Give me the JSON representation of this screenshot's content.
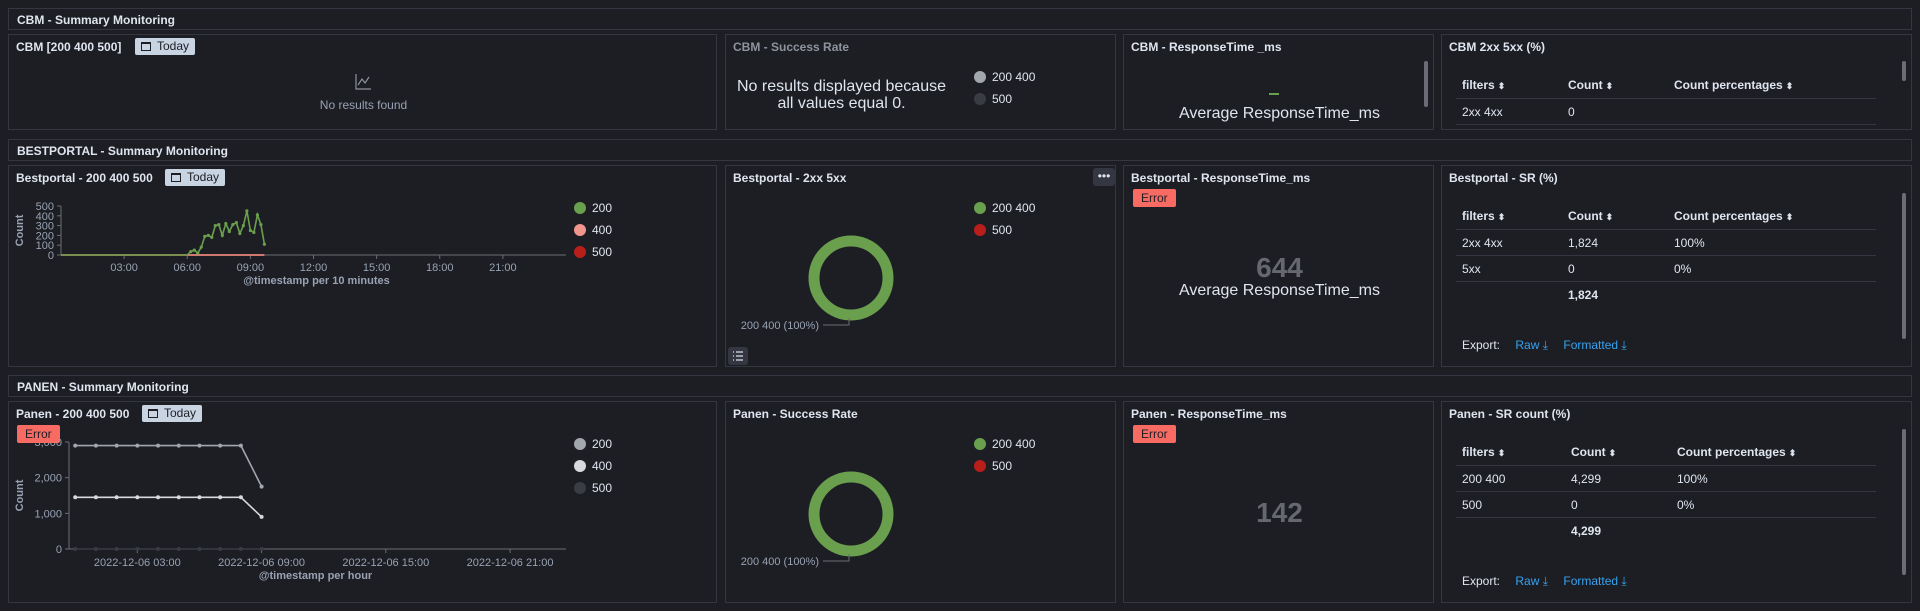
{
  "sections": {
    "cbm": "CBM - Summary Monitoring",
    "bestportal": "BESTPORTAL - Summary Monitoring",
    "panen": "PANEN - Summary Monitoring"
  },
  "common": {
    "today": "Today",
    "error": "Error",
    "export_label": "Export:",
    "raw": "Raw",
    "formatted": "Formatted",
    "filters": "filters",
    "count": "Count",
    "count_pct": "Count percentages",
    "avg_resp": "Average ResponseTime_ms"
  },
  "cbm": {
    "panel1_title": "CBM [200 400 500]",
    "no_results": "No results found",
    "panel2_title": "CBM - Success Rate",
    "no_results_zero": "No results displayed because all values equal 0.",
    "legend": [
      "200 400",
      "500"
    ],
    "panel3_title": "CBM - ResponseTime _ms",
    "panel4_title": "CBM 2xx 5xx (%)",
    "table_rows": [
      [
        "2xx 4xx",
        "0",
        ""
      ]
    ]
  },
  "bestportal": {
    "panel1_title": "Bestportal - 200 400 500",
    "legend1": [
      "200",
      "400",
      "500"
    ],
    "panel2_title": "Bestportal - 2xx 5xx",
    "legend2": [
      "200 400",
      "500"
    ],
    "donut_label": "200 400 (100%)",
    "panel3_title": "Bestportal - ResponseTime_ms",
    "metric": "644",
    "panel4_title": "Bestportal - SR (%)",
    "table_rows": [
      [
        "2xx 4xx",
        "1,824",
        "100%"
      ],
      [
        "5xx",
        "0",
        "0%"
      ]
    ],
    "total": "1,824"
  },
  "panen": {
    "panel1_title": "Panen - 200 400 500",
    "legend1": [
      "200",
      "400",
      "500"
    ],
    "panel2_title": "Panen - Success Rate",
    "legend2": [
      "200 400",
      "500"
    ],
    "donut_label": "200 400 (100%)",
    "panel3_title": "Panen - ResponseTime_ms",
    "metric": "142",
    "panel4_title": "Panen - SR count (%)",
    "table_rows": [
      [
        "200 400",
        "4,299",
        "100%"
      ],
      [
        "500",
        "0",
        "0%"
      ]
    ],
    "total": "4,299"
  },
  "colors": {
    "green": "#6a9f4d",
    "light_pink": "#f0968c",
    "red": "#b81f1b",
    "grey": "#a2a6ad",
    "light": "#d7d9dc",
    "dark": "#3a3c44",
    "link": "#36a2ef",
    "error": "#f86b63"
  },
  "chart_data": [
    {
      "type": "line",
      "xlabel": "@timestamp per 10 minutes",
      "ylabel": "Count",
      "ylim": [
        0,
        500
      ],
      "yticks": [
        0,
        100,
        200,
        300,
        400,
        500
      ],
      "xticks": [
        "03:00",
        "06:00",
        "09:00",
        "12:00",
        "15:00",
        "18:00",
        "21:00"
      ],
      "x": [
        "00:00",
        "06:00",
        "06:10",
        "06:20",
        "06:30",
        "06:40",
        "06:50",
        "07:00",
        "07:10",
        "07:20",
        "07:30",
        "07:40",
        "07:50",
        "08:00",
        "08:10",
        "08:20",
        "08:30",
        "08:40",
        "08:50",
        "09:00",
        "09:10",
        "09:20",
        "09:30",
        "09:40"
      ],
      "series": [
        {
          "name": "200",
          "values": [
            0,
            0,
            35,
            50,
            20,
            80,
            190,
            200,
            180,
            300,
            310,
            200,
            320,
            240,
            310,
            330,
            220,
            300,
            450,
            250,
            230,
            410,
            310,
            110
          ]
        },
        {
          "name": "400",
          "values": [
            0,
            0,
            0,
            0,
            0,
            0,
            0,
            0,
            0,
            0,
            0,
            0,
            0,
            0,
            0,
            0,
            0,
            0,
            0,
            0,
            0,
            0,
            0,
            0
          ]
        },
        {
          "name": "500",
          "values": [
            0,
            0,
            0,
            0,
            0,
            0,
            0,
            0,
            0,
            0,
            0,
            0,
            0,
            0,
            0,
            0,
            0,
            0,
            0,
            0,
            0,
            0,
            0,
            0
          ]
        }
      ]
    },
    {
      "type": "line",
      "xlabel": "@timestamp per hour",
      "ylabel": "Count",
      "ylim": [
        0,
        3000
      ],
      "yticks": [
        0,
        1000,
        2000,
        3000
      ],
      "ytick_labels": [
        "0",
        "1,000",
        "2,000",
        "3,000"
      ],
      "xticks": [
        "2022-12-06 03:00",
        "2022-12-06 09:00",
        "2022-12-06 15:00",
        "2022-12-06 21:00"
      ],
      "x": [
        "00:00",
        "01:00",
        "02:00",
        "03:00",
        "04:00",
        "05:00",
        "06:00",
        "07:00",
        "08:00",
        "09:00"
      ],
      "series": [
        {
          "name": "200",
          "values": [
            2900,
            2900,
            2900,
            2900,
            2900,
            2900,
            2900,
            2900,
            2900,
            1750
          ]
        },
        {
          "name": "400",
          "values": [
            1450,
            1450,
            1450,
            1450,
            1450,
            1450,
            1450,
            1450,
            1450,
            900
          ]
        },
        {
          "name": "500",
          "values": [
            0,
            0,
            0,
            0,
            0,
            0,
            0,
            0,
            0,
            0
          ]
        }
      ]
    },
    {
      "type": "pie",
      "categories": [
        "200 400",
        "500"
      ],
      "values": [
        100,
        0
      ]
    },
    {
      "type": "pie",
      "categories": [
        "200 400",
        "500"
      ],
      "values": [
        100,
        0
      ]
    }
  ]
}
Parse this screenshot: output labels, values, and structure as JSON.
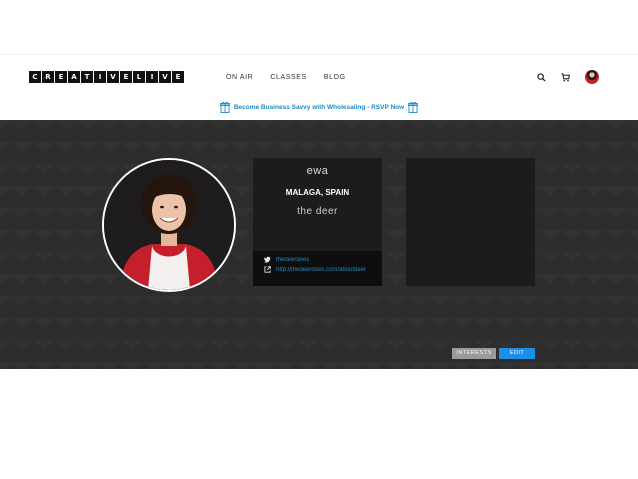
{
  "header": {
    "logo_letters": [
      "C",
      "R",
      "E",
      "A",
      "T",
      "I",
      "V",
      "E",
      "L",
      "I",
      "V",
      "E"
    ],
    "nav": [
      {
        "label": "ON AIR"
      },
      {
        "label": "CLASSES"
      },
      {
        "label": "BLOG"
      }
    ],
    "icons": {
      "search": "search-icon",
      "cart": "cart-icon",
      "avatar": "user-avatar"
    }
  },
  "promo": {
    "text": "Become Business Savvy with Wholesaling - RSVP Now",
    "icon": "gift-icon",
    "color": "#1e8bc3"
  },
  "profile": {
    "name": "ewa",
    "location": "MALAGA, SPAIN",
    "tagline": "the deer",
    "links": [
      {
        "icon": "twitter-icon",
        "text": "thedeerdoes"
      },
      {
        "icon": "external-link-icon",
        "text": "http://thedeerdoes.com/aboutdeer"
      }
    ]
  },
  "actions": {
    "interests_label": "INTERESTS",
    "edit_label": "EDIT"
  },
  "colors": {
    "banner": "#2d2d2d",
    "accent": "#1b8ee6",
    "link": "#1e8bc3"
  }
}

EXERCISE INSTRUCTIONS:
All of the material above is to be copied exactly, except for its images.

ANSWER FOR THIS EXERCISE:
Give me the JSON representation of this screenshot's content.
{
  "sections": {
    "cbm": "CBM - Summary Monitoring",
    "bestportal": "BESTPORTAL - Summary Monitoring",
    "panen": "PANEN - Summary Monitoring"
  },
  "common": {
    "today": "Today",
    "error": "Error",
    "export_label": "Export:",
    "raw": "Raw",
    "formatted": "Formatted",
    "filters": "filters",
    "count": "Count",
    "count_pct": "Count percentages",
    "avg_resp": "Average ResponseTime_ms"
  },
  "cbm": {
    "panel1_title": "CBM [200 400 500]",
    "no_results": "No results found",
    "panel2_title": "CBM - Success Rate",
    "no_results_zero": "No results displayed because all values equal 0.",
    "legend": [
      "200 400",
      "500"
    ],
    "panel3_title": "CBM - ResponseTime _ms",
    "panel4_title": "CBM 2xx 5xx (%)",
    "table_rows": [
      [
        "2xx 4xx",
        "0",
        ""
      ]
    ]
  },
  "bestportal": {
    "panel1_title": "Bestportal - 200 400 500",
    "legend1": [
      "200",
      "400",
      "500"
    ],
    "panel2_title": "Bestportal - 2xx 5xx",
    "legend2": [
      "200 400",
      "500"
    ],
    "donut_label": "200 400 (100%)",
    "panel3_title": "Bestportal - ResponseTime_ms",
    "metric": "644",
    "panel4_title": "Bestportal - SR (%)",
    "table_rows": [
      [
        "2xx 4xx",
        "1,824",
        "100%"
      ],
      [
        "5xx",
        "0",
        "0%"
      ]
    ],
    "total": "1,824"
  },
  "panen": {
    "panel1_title": "Panen - 200 400 500",
    "legend1": [
      "200",
      "400",
      "500"
    ],
    "panel2_title": "Panen - Success Rate",
    "legend2": [
      "200 400",
      "500"
    ],
    "donut_label": "200 400 (100%)",
    "panel3_title": "Panen - ResponseTime_ms",
    "metric": "142",
    "panel4_title": "Panen - SR count (%)",
    "table_rows": [
      [
        "200 400",
        "4,299",
        "100%"
      ],
      [
        "500",
        "0",
        "0%"
      ]
    ],
    "total": "4,299"
  },
  "colors": {
    "green": "#6a9f4d",
    "light_pink": "#f0968c",
    "red": "#b81f1b",
    "grey": "#a2a6ad",
    "light": "#d7d9dc",
    "dark": "#3a3c44",
    "link": "#36a2ef",
    "error": "#f86b63"
  },
  "chart_data": [
    {
      "type": "line",
      "xlabel": "@timestamp per 10 minutes",
      "ylabel": "Count",
      "ylim": [
        0,
        500
      ],
      "yticks": [
        0,
        100,
        200,
        300,
        400,
        500
      ],
      "xticks": [
        "03:00",
        "06:00",
        "09:00",
        "12:00",
        "15:00",
        "18:00",
        "21:00"
      ],
      "x": [
        "00:00",
        "06:00",
        "06:10",
        "06:20",
        "06:30",
        "06:40",
        "06:50",
        "07:00",
        "07:10",
        "07:20",
        "07:30",
        "07:40",
        "07:50",
        "08:00",
        "08:10",
        "08:20",
        "08:30",
        "08:40",
        "08:50",
        "09:00",
        "09:10",
        "09:20",
        "09:30",
        "09:40"
      ],
      "series": [
        {
          "name": "200",
          "values": [
            0,
            0,
            35,
            50,
            20,
            80,
            190,
            200,
            180,
            300,
            310,
            200,
            320,
            240,
            310,
            330,
            220,
            300,
            450,
            250,
            230,
            410,
            310,
            110
          ]
        },
        {
          "name": "400",
          "values": [
            0,
            0,
            0,
            0,
            0,
            0,
            0,
            0,
            0,
            0,
            0,
            0,
            0,
            0,
            0,
            0,
            0,
            0,
            0,
            0,
            0,
            0,
            0,
            0
          ]
        },
        {
          "name": "500",
          "values": [
            0,
            0,
            0,
            0,
            0,
            0,
            0,
            0,
            0,
            0,
            0,
            0,
            0,
            0,
            0,
            0,
            0,
            0,
            0,
            0,
            0,
            0,
            0,
            0
          ]
        }
      ]
    },
    {
      "type": "line",
      "xlabel": "@timestamp per hour",
      "ylabel": "Count",
      "ylim": [
        0,
        3000
      ],
      "yticks": [
        0,
        1000,
        2000,
        3000
      ],
      "ytick_labels": [
        "0",
        "1,000",
        "2,000",
        "3,000"
      ],
      "xticks": [
        "2022-12-06 03:00",
        "2022-12-06 09:00",
        "2022-12-06 15:00",
        "2022-12-06 21:00"
      ],
      "x": [
        "00:00",
        "01:00",
        "02:00",
        "03:00",
        "04:00",
        "05:00",
        "06:00",
        "07:00",
        "08:00",
        "09:00"
      ],
      "series": [
        {
          "name": "200",
          "values": [
            2900,
            2900,
            2900,
            2900,
            2900,
            2900,
            2900,
            2900,
            2900,
            1750
          ]
        },
        {
          "name": "400",
          "values": [
            1450,
            1450,
            1450,
            1450,
            1450,
            1450,
            1450,
            1450,
            1450,
            900
          ]
        },
        {
          "name": "500",
          "values": [
            0,
            0,
            0,
            0,
            0,
            0,
            0,
            0,
            0,
            0
          ]
        }
      ]
    },
    {
      "type": "pie",
      "categories": [
        "200 400",
        "500"
      ],
      "values": [
        100,
        0
      ]
    },
    {
      "type": "pie",
      "categories": [
        "200 400",
        "500"
      ],
      "values": [
        100,
        0
      ]
    }
  ]
}
Parse this screenshot: output labels, values, and structure as JSON.
{
  "header": {
    "logo_letters": [
      "C",
      "R",
      "E",
      "A",
      "T",
      "I",
      "V",
      "E",
      "L",
      "I",
      "V",
      "E"
    ],
    "nav": [
      {
        "label": "ON AIR"
      },
      {
        "label": "CLASSES"
      },
      {
        "label": "BLOG"
      }
    ],
    "icons": {
      "search": "search-icon",
      "cart": "cart-icon",
      "avatar": "user-avatar"
    }
  },
  "promo": {
    "text": "Become Business Savvy with Wholesaling - RSVP Now",
    "icon": "gift-icon",
    "color": "#1e8bc3"
  },
  "profile": {
    "name": "ewa",
    "location": "MALAGA, SPAIN",
    "tagline": "the deer",
    "links": [
      {
        "icon": "twitter-icon",
        "text": "thedeerdoes"
      },
      {
        "icon": "external-link-icon",
        "text": "http://thedeerdoes.com/aboutdeer"
      }
    ]
  },
  "actions": {
    "interests_label": "INTERESTS",
    "edit_label": "EDIT"
  },
  "colors": {
    "banner": "#2d2d2d",
    "accent": "#1b8ee6",
    "link": "#1e8bc3"
  }
}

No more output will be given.